- Brief
Return all entries precisely as they stand, without the images.

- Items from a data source

^^^^^^^^^^^^^^^^

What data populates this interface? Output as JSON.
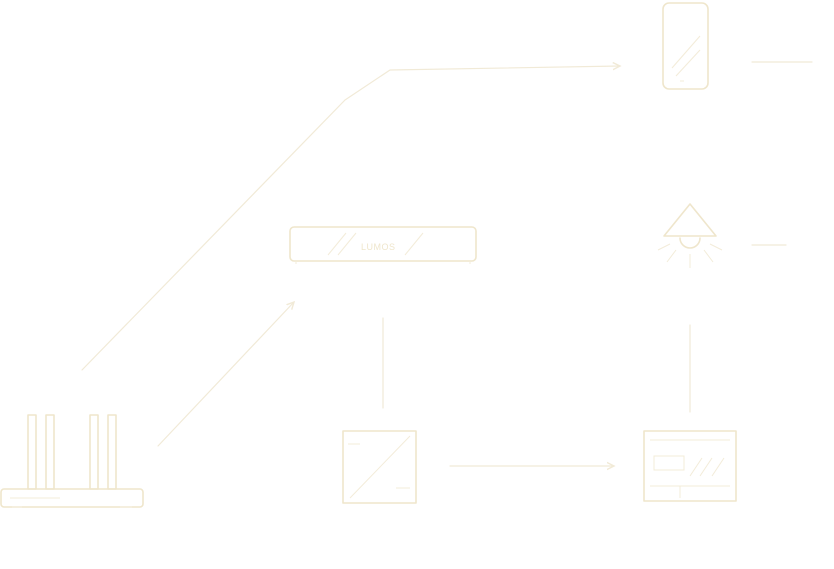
{
  "diagram": {
    "nodes": [
      {
        "id": "phone",
        "icon": "smartphone-icon"
      },
      {
        "id": "gateway",
        "icon": "gateway-hub-icon",
        "label": "LUMOS"
      },
      {
        "id": "lamp",
        "icon": "light-bulb-icon"
      },
      {
        "id": "router",
        "icon": "wifi-router-icon"
      },
      {
        "id": "controller",
        "icon": "controller-box-icon"
      },
      {
        "id": "meter",
        "icon": "energy-meter-icon"
      }
    ],
    "colors": {
      "line": "#f1ead7",
      "device": "#efe6cc"
    }
  }
}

^^^^^^^^^^^^^^^^

- Task result
What data populates this interface? Output as JSON.
{
  "diagram": {
    "nodes": [
      {
        "id": "phone",
        "icon": "smartphone-icon"
      },
      {
        "id": "gateway",
        "icon": "gateway-hub-icon",
        "label": "LUMOS"
      },
      {
        "id": "lamp",
        "icon": "light-bulb-icon"
      },
      {
        "id": "router",
        "icon": "wifi-router-icon"
      },
      {
        "id": "controller",
        "icon": "controller-box-icon"
      },
      {
        "id": "meter",
        "icon": "energy-meter-icon"
      }
    ],
    "colors": {
      "line": "#f1ead7",
      "device": "#efe6cc"
    }
  }
}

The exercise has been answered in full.